— TUGAS —
Kembalikan tanpa perubahan bagian teks tentang sidang paripurna Pansus Century, mulai dari "Wajah suram yang" sampai dengan "menghabiskan miliaran rupiah.", kedua frasa itu ikut disertakan.

— KUTIPAN DOKUMEN —
Oleh Muhammadun AS
Dewan Perwakilan Rakyat (DPR) menampilkan wajah suramnya tatkala menjalankan sidang paripurna Pansus Century, Selasa (2/3). Ketua DPR dan juga pimpinan sidang, Marzuki Alie, memutuskan untuk menghentikan sidang dengan sepihak. Sementara wakil-wakil DPR lainnya tidak diajak musyawarah. Sementara peserta sidang paripurna menampilkan wajah suramnya dengan berbicara tanpa aturan dan kemudian ricuh dan saling dorong dengan lainnya. Karena ketidakpuasan dan dorongan kepentingan masing-masing elite dikedepankan, terjadilah hal yang sangat memalukan, dan dilihat secara langsung oleh seluruh bangsa Indonesia.
Wajah suram yang ditampilkan DPR kali merupakan erosi demokrasi. Kode etik persidangan tidak lagi dipatuhi, hanya kepentingan kelompok yang terus didorong untuk disukseskan. Pansus Century yang telah bekerja selama dua bulan akhirnya sekadar menyampaikan laporan berupa kesimpulan dan rekomendasi. Sungguh memalukan, karena Pansus Century jelas sekali menyangkut persoalan krusial bagi bangsa ini. Skandal ini jelas harus dibuka sejelas-jelasnya dan elite politik yang terlibat haruslah diproses secara hukum. Di samping itu, Pansus Century telah bekerja keras dan menghabiskan miliaran rupiah.
Dari sisi gelap anggota legislatif tersebut, tidak salah kalau masyarakat menilai yang dilakukan sebagian anggota DPR sebagai penyelewengan jabatan yang memalukan. Lebih dari itu, DPR sejatinya telah menjual moralitas politiknya di hadapan konstituen yang memberikan mandat kepadanya. Anggota DPR belum sepenuhnya mengabdikan dirinya secara total sebagai wakil seluruh rakyat, tetapi masih menyandarkan pada sektarianisme partai politik yang penuh ambisi dan kepentingan.

— BARIS DATA —
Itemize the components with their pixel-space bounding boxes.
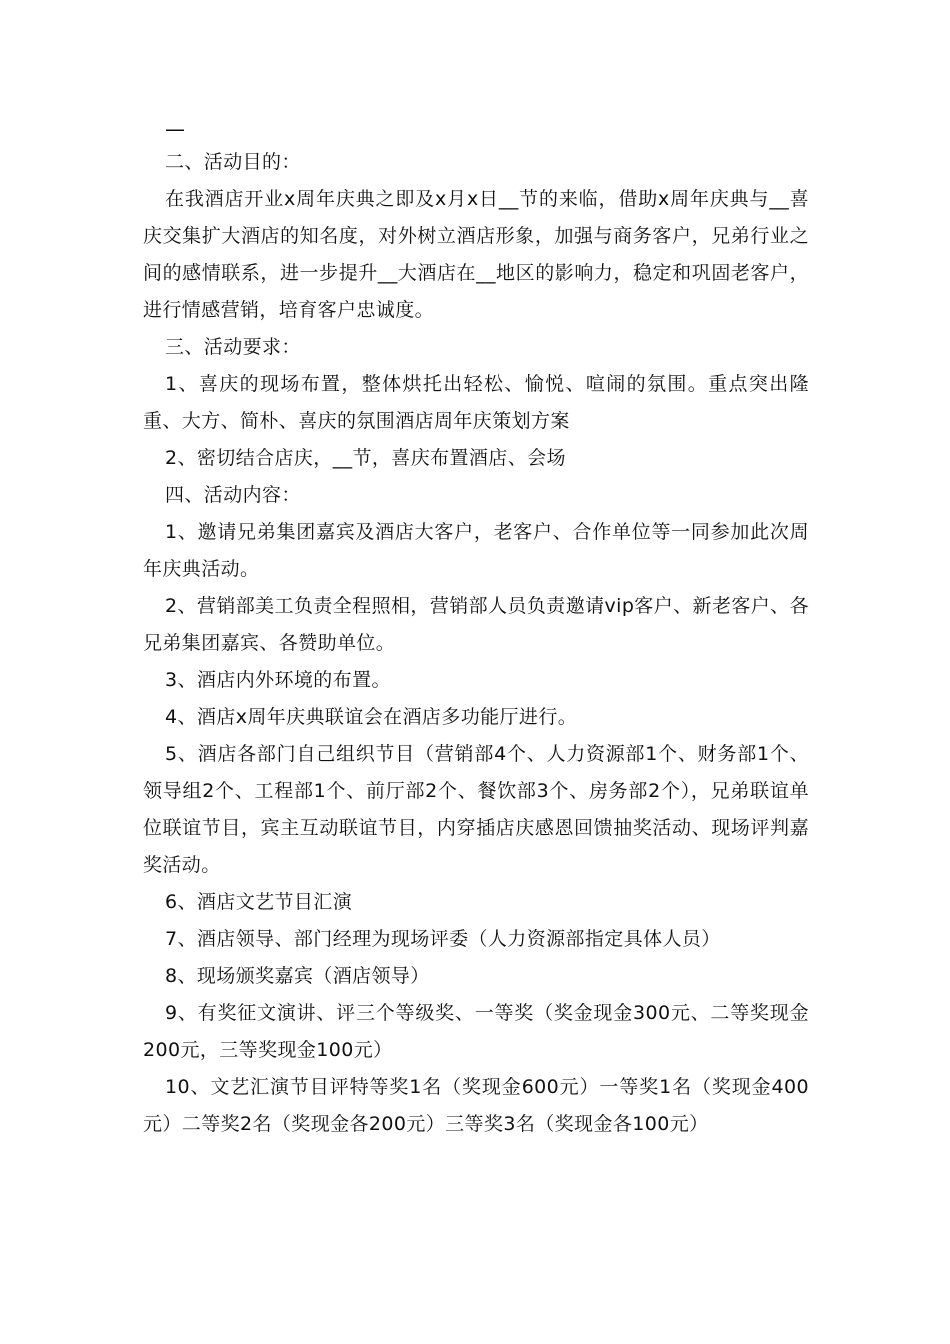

— HASIL LATIHAN —
Wajah suram yang ditampilkan DPR kali merupakan erosi demokrasi. Kode etik persidangan tidak lagi dipatuhi, hanya kepentingan kelompok yang terus didorong untuk disukseskan. Pansus Century yang telah bekerja selama dua bulan akhirnya sekadar menyampaikan laporan berupa kesimpulan dan rekomendasi. Sungguh memalukan, karena Pansus Century jelas sekali menyangkut persoalan krusial bagi bangsa ini. Skandal ini jelas harus dibuka sejelas-jelasnya dan elite politik yang terlibat haruslah diproses secara hukum. Di samping itu, Pansus Century telah bekerja keras dan menghabiskan miliaran rupiah.